● **PROBLEM DESCRIPTION**
Each record below must be returned exactly as shown.

● **EXERCISE DATA**

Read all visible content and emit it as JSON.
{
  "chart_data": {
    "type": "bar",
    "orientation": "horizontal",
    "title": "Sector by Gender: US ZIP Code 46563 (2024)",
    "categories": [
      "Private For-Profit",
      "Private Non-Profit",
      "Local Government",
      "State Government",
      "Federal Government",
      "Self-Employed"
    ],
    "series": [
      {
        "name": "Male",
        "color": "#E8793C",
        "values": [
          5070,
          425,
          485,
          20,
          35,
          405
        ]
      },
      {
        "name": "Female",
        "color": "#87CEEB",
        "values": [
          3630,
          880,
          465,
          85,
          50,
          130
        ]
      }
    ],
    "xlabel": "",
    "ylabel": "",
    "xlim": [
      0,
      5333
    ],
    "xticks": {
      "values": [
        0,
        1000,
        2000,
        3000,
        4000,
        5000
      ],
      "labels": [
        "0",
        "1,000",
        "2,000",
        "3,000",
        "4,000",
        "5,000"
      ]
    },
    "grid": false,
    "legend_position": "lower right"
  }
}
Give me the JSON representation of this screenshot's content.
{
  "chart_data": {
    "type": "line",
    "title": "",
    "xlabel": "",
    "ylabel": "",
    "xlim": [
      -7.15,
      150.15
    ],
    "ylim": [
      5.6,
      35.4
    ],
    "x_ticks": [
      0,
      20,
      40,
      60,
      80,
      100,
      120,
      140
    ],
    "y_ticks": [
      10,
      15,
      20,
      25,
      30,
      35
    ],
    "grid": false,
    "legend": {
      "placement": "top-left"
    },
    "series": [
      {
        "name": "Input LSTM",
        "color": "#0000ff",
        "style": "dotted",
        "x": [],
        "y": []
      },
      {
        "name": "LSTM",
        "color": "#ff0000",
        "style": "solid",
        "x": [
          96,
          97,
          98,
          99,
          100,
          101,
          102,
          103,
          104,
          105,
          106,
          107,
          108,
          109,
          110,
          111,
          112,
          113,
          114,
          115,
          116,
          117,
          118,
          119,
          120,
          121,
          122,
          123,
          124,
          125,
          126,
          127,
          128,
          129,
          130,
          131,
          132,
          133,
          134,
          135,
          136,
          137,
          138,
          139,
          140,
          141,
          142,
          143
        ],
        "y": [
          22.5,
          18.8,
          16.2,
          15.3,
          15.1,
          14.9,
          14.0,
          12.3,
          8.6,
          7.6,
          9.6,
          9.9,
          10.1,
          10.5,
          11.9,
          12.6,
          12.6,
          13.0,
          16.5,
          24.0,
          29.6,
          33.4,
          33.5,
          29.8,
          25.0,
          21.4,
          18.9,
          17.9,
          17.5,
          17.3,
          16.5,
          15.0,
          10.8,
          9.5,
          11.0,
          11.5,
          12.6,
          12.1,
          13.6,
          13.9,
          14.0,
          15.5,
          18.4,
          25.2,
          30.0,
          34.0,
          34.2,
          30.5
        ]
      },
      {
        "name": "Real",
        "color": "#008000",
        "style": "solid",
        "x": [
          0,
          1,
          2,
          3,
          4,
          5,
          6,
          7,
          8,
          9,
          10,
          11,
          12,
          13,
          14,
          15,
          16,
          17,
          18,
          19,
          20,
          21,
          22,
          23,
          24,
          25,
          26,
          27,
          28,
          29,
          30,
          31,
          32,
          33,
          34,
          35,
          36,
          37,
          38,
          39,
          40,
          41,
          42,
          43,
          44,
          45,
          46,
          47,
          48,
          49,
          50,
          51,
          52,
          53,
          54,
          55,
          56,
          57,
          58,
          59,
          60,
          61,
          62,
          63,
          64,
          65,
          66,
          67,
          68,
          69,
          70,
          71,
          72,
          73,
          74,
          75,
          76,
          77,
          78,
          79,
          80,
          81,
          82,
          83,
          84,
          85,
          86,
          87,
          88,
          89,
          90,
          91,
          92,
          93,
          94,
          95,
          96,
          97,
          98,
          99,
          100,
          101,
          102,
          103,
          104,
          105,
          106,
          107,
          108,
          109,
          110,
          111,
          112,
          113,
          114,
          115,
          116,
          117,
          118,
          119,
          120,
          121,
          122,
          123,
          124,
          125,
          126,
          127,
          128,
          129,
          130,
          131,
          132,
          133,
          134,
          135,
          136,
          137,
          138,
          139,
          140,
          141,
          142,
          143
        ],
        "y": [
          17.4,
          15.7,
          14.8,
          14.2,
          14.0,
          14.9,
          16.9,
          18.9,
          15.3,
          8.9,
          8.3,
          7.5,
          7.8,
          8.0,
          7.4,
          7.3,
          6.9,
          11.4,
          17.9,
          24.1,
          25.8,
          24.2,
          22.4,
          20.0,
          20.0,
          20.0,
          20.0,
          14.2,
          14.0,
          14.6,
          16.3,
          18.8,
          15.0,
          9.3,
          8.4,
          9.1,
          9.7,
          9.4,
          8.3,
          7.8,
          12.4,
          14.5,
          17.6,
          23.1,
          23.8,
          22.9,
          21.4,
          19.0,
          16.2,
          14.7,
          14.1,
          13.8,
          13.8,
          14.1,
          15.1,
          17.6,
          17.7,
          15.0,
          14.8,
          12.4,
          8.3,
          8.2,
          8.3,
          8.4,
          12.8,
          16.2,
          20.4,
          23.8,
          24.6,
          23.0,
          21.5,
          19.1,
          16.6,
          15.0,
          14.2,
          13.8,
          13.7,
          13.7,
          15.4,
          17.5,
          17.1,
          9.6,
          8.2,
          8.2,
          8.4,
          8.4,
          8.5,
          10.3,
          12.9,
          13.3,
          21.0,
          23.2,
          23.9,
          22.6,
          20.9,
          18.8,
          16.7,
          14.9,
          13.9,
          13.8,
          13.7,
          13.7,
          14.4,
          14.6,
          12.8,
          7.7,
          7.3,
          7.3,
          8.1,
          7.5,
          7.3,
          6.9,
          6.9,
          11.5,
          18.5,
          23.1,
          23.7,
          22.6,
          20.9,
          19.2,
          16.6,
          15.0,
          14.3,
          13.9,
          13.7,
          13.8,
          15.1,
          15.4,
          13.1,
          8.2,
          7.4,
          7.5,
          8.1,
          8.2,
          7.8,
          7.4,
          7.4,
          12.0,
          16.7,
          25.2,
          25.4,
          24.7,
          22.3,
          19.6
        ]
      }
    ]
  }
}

● **FULL SOLUTION**
Read all visible content and emit it as JSON.
{
  "chart_data": {
    "type": "bar",
    "orientation": "horizontal",
    "title": "Sector by Gender: US ZIP Code 46563 (2024)",
    "categories": [
      "Private For-Profit",
      "Private Non-Profit",
      "Local Government",
      "State Government",
      "Federal Government",
      "Self-Employed"
    ],
    "series": [
      {
        "name": "Male",
        "color": "#E8793C",
        "values": [
          5070,
          425,
          485,
          20,
          35,
          405
        ]
      },
      {
        "name": "Female",
        "color": "#87CEEB",
        "values": [
          3630,
          880,
          465,
          85,
          50,
          130
        ]
      }
    ],
    "xlabel": "",
    "ylabel": "",
    "xlim": [
      0,
      5333
    ],
    "xticks": {
      "values": [
        0,
        1000,
        2000,
        3000,
        4000,
        5000
      ],
      "labels": [
        "0",
        "1,000",
        "2,000",
        "3,000",
        "4,000",
        "5,000"
      ]
    },
    "grid": false,
    "legend_position": "lower right"
  }
}
Give me the JSON representation of this screenshot's content.
{
  "chart_data": {
    "type": "line",
    "title": "",
    "xlabel": "",
    "ylabel": "",
    "xlim": [
      -7.15,
      150.15
    ],
    "ylim": [
      5.6,
      35.4
    ],
    "x_ticks": [
      0,
      20,
      40,
      60,
      80,
      100,
      120,
      140
    ],
    "y_ticks": [
      10,
      15,
      20,
      25,
      30,
      35
    ],
    "grid": false,
    "legend": {
      "placement": "top-left"
    },
    "series": [
      {
        "name": "Input LSTM",
        "color": "#0000ff",
        "style": "dotted",
        "x": [],
        "y": []
      },
      {
        "name": "LSTM",
        "color": "#ff0000",
        "style": "solid",
        "x": [
          96,
          97,
          98,
          99,
          100,
          101,
          102,
          103,
          104,
          105,
          106,
          107,
          108,
          109,
          110,
          111,
          112,
          113,
          114,
          115,
          116,
          117,
          118,
          119,
          120,
          121,
          122,
          123,
          124,
          125,
          126,
          127,
          128,
          129,
          130,
          131,
          132,
          133,
          134,
          135,
          136,
          137,
          138,
          139,
          140,
          141,
          142,
          143
        ],
        "y": [
          22.5,
          18.8,
          16.2,
          15.3,
          15.1,
          14.9,
          14.0,
          12.3,
          8.6,
          7.6,
          9.6,
          9.9,
          10.1,
          10.5,
          11.9,
          12.6,
          12.6,
          13.0,
          16.5,
          24.0,
          29.6,
          33.4,
          33.5,
          29.8,
          25.0,
          21.4,
          18.9,
          17.9,
          17.5,
          17.3,
          16.5,
          15.0,
          10.8,
          9.5,
          11.0,
          11.5,
          12.6,
          12.1,
          13.6,
          13.9,
          14.0,
          15.5,
          18.4,
          25.2,
          30.0,
          34.0,
          34.2,
          30.5
        ]
      },
      {
        "name": "Real",
        "color": "#008000",
        "style": "solid",
        "x": [
          0,
          1,
          2,
          3,
          4,
          5,
          6,
          7,
          8,
          9,
          10,
          11,
          12,
          13,
          14,
          15,
          16,
          17,
          18,
          19,
          20,
          21,
          22,
          23,
          24,
          25,
          26,
          27,
          28,
          29,
          30,
          31,
          32,
          33,
          34,
          35,
          36,
          37,
          38,
          39,
          40,
          41,
          42,
          43,
          44,
          45,
          46,
          47,
          48,
          49,
          50,
          51,
          52,
          53,
          54,
          55,
          56,
          57,
          58,
          59,
          60,
          61,
          62,
          63,
          64,
          65,
          66,
          67,
          68,
          69,
          70,
          71,
          72,
          73,
          74,
          75,
          76,
          77,
          78,
          79,
          80,
          81,
          82,
          83,
          84,
          85,
          86,
          87,
          88,
          89,
          90,
          91,
          92,
          93,
          94,
          95,
          96,
          97,
          98,
          99,
          100,
          101,
          102,
          103,
          104,
          105,
          106,
          107,
          108,
          109,
          110,
          111,
          112,
          113,
          114,
          115,
          116,
          117,
          118,
          119,
          120,
          121,
          122,
          123,
          124,
          125,
          126,
          127,
          128,
          129,
          130,
          131,
          132,
          133,
          134,
          135,
          136,
          137,
          138,
          139,
          140,
          141,
          142,
          143
        ],
        "y": [
          17.4,
          15.7,
          14.8,
          14.2,
          14.0,
          14.9,
          16.9,
          18.9,
          15.3,
          8.9,
          8.3,
          7.5,
          7.8,
          8.0,
          7.4,
          7.3,
          6.9,
          11.4,
          17.9,
          24.1,
          25.8,
          24.2,
          22.4,
          20.0,
          20.0,
          20.0,
          20.0,
          14.2,
          14.0,
          14.6,
          16.3,
          18.8,
          15.0,
          9.3,
          8.4,
          9.1,
          9.7,
          9.4,
          8.3,
          7.8,
          12.4,
          14.5,
          17.6,
          23.1,
          23.8,
          22.9,
          21.4,
          19.0,
          16.2,
          14.7,
          14.1,
          13.8,
          13.8,
          14.1,
          15.1,
          17.6,
          17.7,
          15.0,
          14.8,
          12.4,
          8.3,
          8.2,
          8.3,
          8.4,
          12.8,
          16.2,
          20.4,
          23.8,
          24.6,
          23.0,
          21.5,
          19.1,
          16.6,
          15.0,
          14.2,
          13.8,
          13.7,
          13.7,
          15.4,
          17.5,
          17.1,
          9.6,
          8.2,
          8.2,
          8.4,
          8.4,
          8.5,
          10.3,
          12.9,
          13.3,
          21.0,
          23.2,
          23.9,
          22.6,
          20.9,
          18.8,
          16.7,
          14.9,
          13.9,
          13.8,
          13.7,
          13.7,
          14.4,
          14.6,
          12.8,
          7.7,
          7.3,
          7.3,
          8.1,
          7.5,
          7.3,
          6.9,
          6.9,
          11.5,
          18.5,
          23.1,
          23.7,
          22.6,
          20.9,
          19.2,
          16.6,
          15.0,
          14.3,
          13.9,
          13.7,
          13.8,
          15.1,
          15.4,
          13.1,
          8.2,
          7.4,
          7.5,
          8.1,
          8.2,
          7.8,
          7.4,
          7.4,
          12.0,
          16.7,
          25.2,
          25.4,
          24.7,
          22.3,
          19.6
        ]
      }
    ]
  }
}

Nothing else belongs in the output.